Data extracted from a collection
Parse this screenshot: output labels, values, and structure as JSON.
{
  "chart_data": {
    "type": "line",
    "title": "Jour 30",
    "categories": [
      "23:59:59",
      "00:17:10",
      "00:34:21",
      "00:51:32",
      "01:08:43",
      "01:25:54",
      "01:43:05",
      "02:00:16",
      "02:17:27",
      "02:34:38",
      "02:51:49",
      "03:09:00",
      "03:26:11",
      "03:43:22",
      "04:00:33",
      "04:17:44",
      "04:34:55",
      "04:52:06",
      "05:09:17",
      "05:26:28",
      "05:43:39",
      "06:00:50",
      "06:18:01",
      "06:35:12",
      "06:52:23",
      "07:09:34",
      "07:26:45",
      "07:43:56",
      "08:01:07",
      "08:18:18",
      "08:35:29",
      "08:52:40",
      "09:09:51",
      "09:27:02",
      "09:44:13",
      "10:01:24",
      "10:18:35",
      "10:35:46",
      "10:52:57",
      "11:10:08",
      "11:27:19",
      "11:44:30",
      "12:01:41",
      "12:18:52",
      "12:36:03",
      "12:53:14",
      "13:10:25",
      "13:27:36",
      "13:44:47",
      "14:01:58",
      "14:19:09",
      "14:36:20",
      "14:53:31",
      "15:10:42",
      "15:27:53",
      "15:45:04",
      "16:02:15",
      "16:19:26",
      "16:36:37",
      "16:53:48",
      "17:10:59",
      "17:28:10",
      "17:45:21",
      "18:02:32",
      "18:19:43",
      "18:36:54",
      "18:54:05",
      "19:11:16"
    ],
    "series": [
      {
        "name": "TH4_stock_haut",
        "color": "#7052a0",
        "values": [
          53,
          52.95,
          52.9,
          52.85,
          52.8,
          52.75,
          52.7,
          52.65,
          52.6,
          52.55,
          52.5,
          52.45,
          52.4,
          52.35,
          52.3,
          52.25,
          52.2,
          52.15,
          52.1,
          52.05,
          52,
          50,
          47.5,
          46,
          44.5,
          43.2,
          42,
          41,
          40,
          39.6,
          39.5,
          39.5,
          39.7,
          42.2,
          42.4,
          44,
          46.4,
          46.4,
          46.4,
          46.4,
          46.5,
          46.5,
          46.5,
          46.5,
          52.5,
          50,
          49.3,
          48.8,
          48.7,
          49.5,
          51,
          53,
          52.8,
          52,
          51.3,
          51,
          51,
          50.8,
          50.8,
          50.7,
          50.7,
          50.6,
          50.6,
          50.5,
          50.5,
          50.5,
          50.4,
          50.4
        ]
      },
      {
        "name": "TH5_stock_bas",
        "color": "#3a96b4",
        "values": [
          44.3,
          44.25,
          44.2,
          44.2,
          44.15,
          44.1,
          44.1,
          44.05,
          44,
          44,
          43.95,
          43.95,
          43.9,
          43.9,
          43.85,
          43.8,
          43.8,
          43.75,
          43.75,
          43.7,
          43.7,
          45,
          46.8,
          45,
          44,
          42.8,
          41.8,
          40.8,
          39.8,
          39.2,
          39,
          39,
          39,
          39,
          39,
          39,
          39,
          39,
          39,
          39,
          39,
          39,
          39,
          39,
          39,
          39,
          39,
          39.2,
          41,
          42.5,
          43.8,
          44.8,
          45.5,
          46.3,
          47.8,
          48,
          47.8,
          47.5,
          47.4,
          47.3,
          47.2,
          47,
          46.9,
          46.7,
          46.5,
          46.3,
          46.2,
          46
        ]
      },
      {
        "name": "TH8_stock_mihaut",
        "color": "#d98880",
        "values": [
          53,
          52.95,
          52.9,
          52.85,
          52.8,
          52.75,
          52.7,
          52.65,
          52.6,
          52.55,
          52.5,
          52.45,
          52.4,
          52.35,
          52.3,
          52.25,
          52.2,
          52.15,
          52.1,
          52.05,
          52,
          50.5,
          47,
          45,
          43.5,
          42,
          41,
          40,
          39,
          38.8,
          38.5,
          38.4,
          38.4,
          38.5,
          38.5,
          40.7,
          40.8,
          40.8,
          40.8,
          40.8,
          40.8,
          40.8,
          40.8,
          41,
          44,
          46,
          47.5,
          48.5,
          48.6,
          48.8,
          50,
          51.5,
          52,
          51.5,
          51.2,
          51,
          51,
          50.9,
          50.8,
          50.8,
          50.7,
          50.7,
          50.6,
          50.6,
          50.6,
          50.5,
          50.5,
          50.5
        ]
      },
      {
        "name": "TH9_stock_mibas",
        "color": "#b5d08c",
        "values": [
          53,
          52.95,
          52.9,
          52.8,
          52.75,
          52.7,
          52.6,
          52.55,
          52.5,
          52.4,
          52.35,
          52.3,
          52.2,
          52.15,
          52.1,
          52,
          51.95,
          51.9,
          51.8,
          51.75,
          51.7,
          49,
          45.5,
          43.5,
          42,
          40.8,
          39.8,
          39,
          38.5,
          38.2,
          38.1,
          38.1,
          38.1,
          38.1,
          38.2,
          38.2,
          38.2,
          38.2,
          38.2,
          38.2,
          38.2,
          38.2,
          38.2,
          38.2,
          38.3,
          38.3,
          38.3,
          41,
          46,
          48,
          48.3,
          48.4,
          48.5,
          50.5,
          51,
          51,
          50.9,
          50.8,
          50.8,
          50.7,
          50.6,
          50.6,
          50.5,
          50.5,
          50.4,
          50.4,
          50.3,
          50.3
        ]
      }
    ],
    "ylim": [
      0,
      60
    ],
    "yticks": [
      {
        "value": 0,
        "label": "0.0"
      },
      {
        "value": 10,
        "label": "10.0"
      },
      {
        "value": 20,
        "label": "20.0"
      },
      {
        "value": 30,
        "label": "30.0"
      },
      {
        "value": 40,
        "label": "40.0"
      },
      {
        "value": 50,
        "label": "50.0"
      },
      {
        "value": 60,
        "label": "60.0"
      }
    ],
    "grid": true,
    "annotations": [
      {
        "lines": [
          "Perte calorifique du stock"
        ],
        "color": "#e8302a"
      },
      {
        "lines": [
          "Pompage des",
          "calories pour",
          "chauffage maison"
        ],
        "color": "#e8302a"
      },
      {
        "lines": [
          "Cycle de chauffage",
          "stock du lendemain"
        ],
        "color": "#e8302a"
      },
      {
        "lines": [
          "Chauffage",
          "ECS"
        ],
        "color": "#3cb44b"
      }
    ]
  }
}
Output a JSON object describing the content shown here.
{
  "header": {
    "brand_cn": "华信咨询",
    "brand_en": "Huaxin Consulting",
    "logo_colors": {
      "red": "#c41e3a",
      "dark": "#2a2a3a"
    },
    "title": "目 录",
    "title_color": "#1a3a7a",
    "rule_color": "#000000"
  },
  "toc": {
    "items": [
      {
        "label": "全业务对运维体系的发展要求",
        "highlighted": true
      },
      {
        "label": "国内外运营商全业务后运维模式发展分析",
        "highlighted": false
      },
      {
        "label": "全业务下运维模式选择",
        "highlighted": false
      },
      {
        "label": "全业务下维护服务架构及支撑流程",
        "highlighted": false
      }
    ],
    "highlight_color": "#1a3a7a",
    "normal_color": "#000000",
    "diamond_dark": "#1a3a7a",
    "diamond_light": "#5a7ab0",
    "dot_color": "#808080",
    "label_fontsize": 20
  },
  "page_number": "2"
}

| Short task |
Going through the entries above line by line, work out how many lines include the word "name". Only the number is required.

| Task solution |
4